> **Task goal**: Wherever the string "time" occurs in a line of these records, report that line.

▬▬▬

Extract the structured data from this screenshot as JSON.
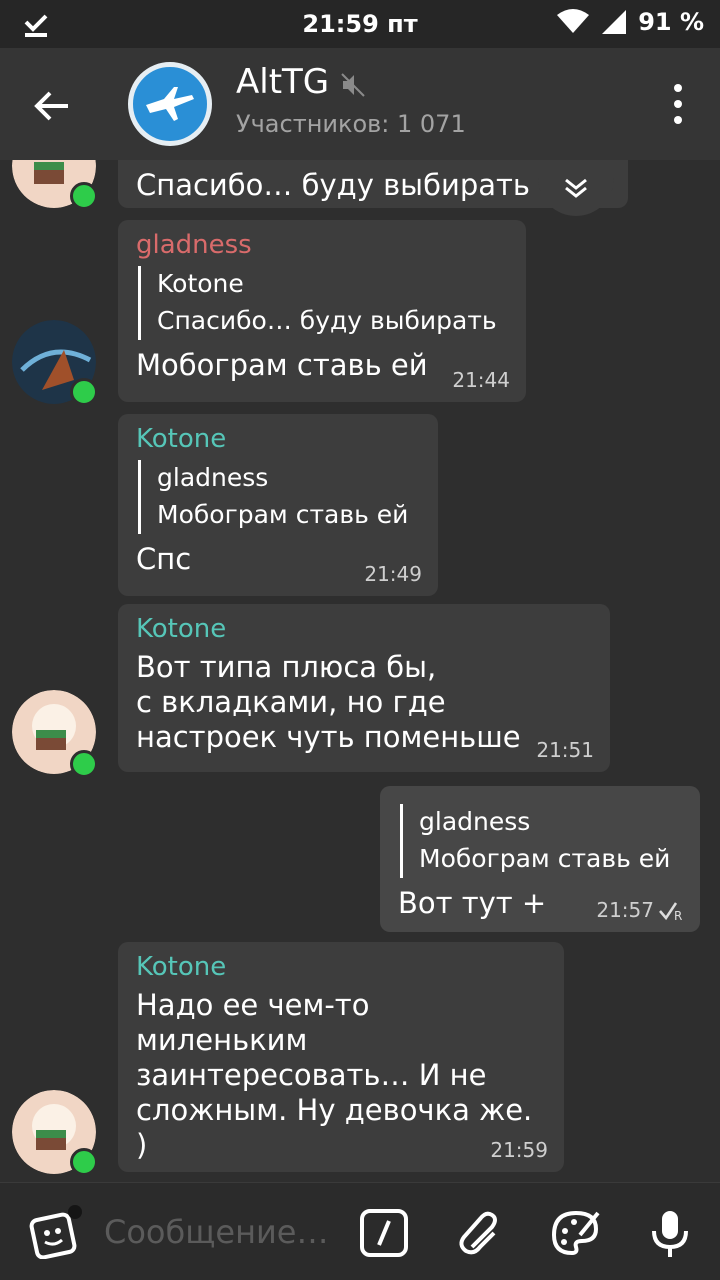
{
  "status_bar": {
    "time": "21:59 пт",
    "battery": "91 %"
  },
  "header": {
    "title": "AltTG",
    "subtitle": "Участников: 1 071"
  },
  "messages": [
    {
      "text": "Спасибо… буду выбирать"
    },
    {
      "sender": "gladness",
      "reply_name": "Kotone",
      "reply_text": "Спасибо… буду выбирать",
      "text": "Мобограм ставь ей",
      "time": "21:44"
    },
    {
      "sender": "Kotone",
      "reply_name": "gladness",
      "reply_text": "Мобограм ставь ей",
      "text": "Спс",
      "time": "21:49"
    },
    {
      "sender": "Kotone",
      "text_lines": [
        "Вот типа плюса бы,",
        "с вкладками, но где",
        "настроек чуть поменьше"
      ],
      "time": "21:51"
    },
    {
      "reply_name": "gladness",
      "reply_text": "Мобограм ставь ей",
      "text": "Вот тут +",
      "time": "21:57"
    },
    {
      "sender": "Kotone",
      "text_lines": [
        "Надо ее чем-то",
        "миленьким",
        "заинтересовать… И не",
        "сложным. Ну девочка же. )"
      ],
      "time": "21:59"
    }
  ],
  "input": {
    "placeholder": "Сообщение…"
  },
  "colors": {
    "background": "#2e2e2e",
    "bubble": "#3d3d3d",
    "online": "#2ecc4a",
    "sender_gladness": "#d96b6b",
    "sender_kotone": "#56c6b8"
  }
}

▬▬▬

> **Correct result**:
    "time": "21:59 пт",
      "time": "21:44"
      "time": "21:49"
      "time": "21:51"
      "time": "21:57"
      "time": "21:59"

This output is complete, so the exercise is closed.